- **TASK INSTRUCTIONS**: Copy every record below exactly.

(Stored data)
[START]

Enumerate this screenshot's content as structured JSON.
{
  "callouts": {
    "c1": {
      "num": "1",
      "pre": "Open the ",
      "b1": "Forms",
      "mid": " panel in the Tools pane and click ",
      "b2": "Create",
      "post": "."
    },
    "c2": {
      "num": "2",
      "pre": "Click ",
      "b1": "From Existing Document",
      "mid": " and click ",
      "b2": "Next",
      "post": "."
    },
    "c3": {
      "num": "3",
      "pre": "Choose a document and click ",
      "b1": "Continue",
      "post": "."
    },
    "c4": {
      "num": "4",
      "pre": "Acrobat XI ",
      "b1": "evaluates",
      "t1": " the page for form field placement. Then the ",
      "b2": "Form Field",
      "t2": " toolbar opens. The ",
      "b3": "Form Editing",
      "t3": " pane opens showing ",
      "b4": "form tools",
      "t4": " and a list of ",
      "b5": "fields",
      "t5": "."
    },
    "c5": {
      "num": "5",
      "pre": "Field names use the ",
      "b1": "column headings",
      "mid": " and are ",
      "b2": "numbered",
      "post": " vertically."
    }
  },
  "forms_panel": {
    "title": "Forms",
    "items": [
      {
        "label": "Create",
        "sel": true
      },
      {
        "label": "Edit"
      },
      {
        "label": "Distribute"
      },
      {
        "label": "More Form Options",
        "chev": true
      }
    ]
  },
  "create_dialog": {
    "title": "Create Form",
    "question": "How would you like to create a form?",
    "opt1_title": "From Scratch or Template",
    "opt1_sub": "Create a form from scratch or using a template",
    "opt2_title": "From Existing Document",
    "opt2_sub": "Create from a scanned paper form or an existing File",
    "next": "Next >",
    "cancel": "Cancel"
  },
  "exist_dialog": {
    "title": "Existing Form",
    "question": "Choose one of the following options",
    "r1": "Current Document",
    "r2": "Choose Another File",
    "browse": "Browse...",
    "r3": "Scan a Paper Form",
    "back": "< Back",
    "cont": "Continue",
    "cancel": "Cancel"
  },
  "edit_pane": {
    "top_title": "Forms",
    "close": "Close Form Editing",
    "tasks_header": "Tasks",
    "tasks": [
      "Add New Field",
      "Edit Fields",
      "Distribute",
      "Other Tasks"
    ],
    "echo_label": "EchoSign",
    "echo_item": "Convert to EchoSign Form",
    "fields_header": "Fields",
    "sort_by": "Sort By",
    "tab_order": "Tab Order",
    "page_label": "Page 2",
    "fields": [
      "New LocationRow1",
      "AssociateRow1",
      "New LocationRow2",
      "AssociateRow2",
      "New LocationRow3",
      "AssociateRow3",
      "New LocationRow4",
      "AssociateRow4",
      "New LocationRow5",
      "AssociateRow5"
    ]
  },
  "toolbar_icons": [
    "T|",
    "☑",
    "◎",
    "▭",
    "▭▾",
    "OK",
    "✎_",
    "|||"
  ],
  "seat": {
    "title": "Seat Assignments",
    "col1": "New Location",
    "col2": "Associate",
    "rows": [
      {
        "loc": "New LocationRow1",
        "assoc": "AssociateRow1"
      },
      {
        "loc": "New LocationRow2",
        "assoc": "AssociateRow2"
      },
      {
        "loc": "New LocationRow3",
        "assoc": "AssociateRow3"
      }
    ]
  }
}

[END]

- **OUTPUT BELOW**:
Enumerate this screenshot's content as structured JSON.
{
  "callouts": {
    "c1": {
      "num": "1",
      "pre": "Open the ",
      "b1": "Forms",
      "mid": " panel in the Tools pane and click ",
      "b2": "Create",
      "post": "."
    },
    "c2": {
      "num": "2",
      "pre": "Click ",
      "b1": "From Existing Document",
      "mid": " and click ",
      "b2": "Next",
      "post": "."
    },
    "c3": {
      "num": "3",
      "pre": "Choose a document and click ",
      "b1": "Continue",
      "post": "."
    },
    "c4": {
      "num": "4",
      "pre": "Acrobat XI ",
      "b1": "evaluates",
      "t1": " the page for form field placement. Then the ",
      "b2": "Form Field",
      "t2": " toolbar opens. The ",
      "b3": "Form Editing",
      "t3": " pane opens showing ",
      "b4": "form tools",
      "t4": " and a list of ",
      "b5": "fields",
      "t5": "."
    },
    "c5": {
      "num": "5",
      "pre": "Field names use the ",
      "b1": "column headings",
      "mid": " and are ",
      "b2": "numbered",
      "post": " vertically."
    }
  },
  "forms_panel": {
    "title": "Forms",
    "items": [
      {
        "label": "Create",
        "sel": true
      },
      {
        "label": "Edit"
      },
      {
        "label": "Distribute"
      },
      {
        "label": "More Form Options",
        "chev": true
      }
    ]
  },
  "create_dialog": {
    "title": "Create Form",
    "question": "How would you like to create a form?",
    "opt1_title": "From Scratch or Template",
    "opt1_sub": "Create a form from scratch or using a template",
    "opt2_title": "From Existing Document",
    "opt2_sub": "Create from a scanned paper form or an existing File",
    "next": "Next >",
    "cancel": "Cancel"
  },
  "exist_dialog": {
    "title": "Existing Form",
    "question": "Choose one of the following options",
    "r1": "Current Document",
    "r2": "Choose Another File",
    "browse": "Browse...",
    "r3": "Scan a Paper Form",
    "back": "< Back",
    "cont": "Continue",
    "cancel": "Cancel"
  },
  "edit_pane": {
    "top_title": "Forms",
    "close": "Close Form Editing",
    "tasks_header": "Tasks",
    "tasks": [
      "Add New Field",
      "Edit Fields",
      "Distribute",
      "Other Tasks"
    ],
    "echo_label": "EchoSign",
    "echo_item": "Convert to EchoSign Form",
    "fields_header": "Fields",
    "sort_by": "Sort By",
    "tab_order": "Tab Order",
    "page_label": "Page 2",
    "fields": [
      "New LocationRow1",
      "AssociateRow1",
      "New LocationRow2",
      "AssociateRow2",
      "New LocationRow3",
      "AssociateRow3",
      "New LocationRow4",
      "AssociateRow4",
      "New LocationRow5",
      "AssociateRow5"
    ]
  },
  "toolbar_icons": [
    "T|",
    "☑",
    "◎",
    "▭",
    "▭▾",
    "OK",
    "✎_",
    "|||"
  ],
  "seat": {
    "title": "Seat Assignments",
    "col1": "New Location",
    "col2": "Associate",
    "rows": [
      {
        "loc": "New LocationRow1",
        "assoc": "AssociateRow1"
      },
      {
        "loc": "New LocationRow2",
        "assoc": "AssociateRow2"
      },
      {
        "loc": "New LocationRow3",
        "assoc": "AssociateRow3"
      }
    ]
  }
}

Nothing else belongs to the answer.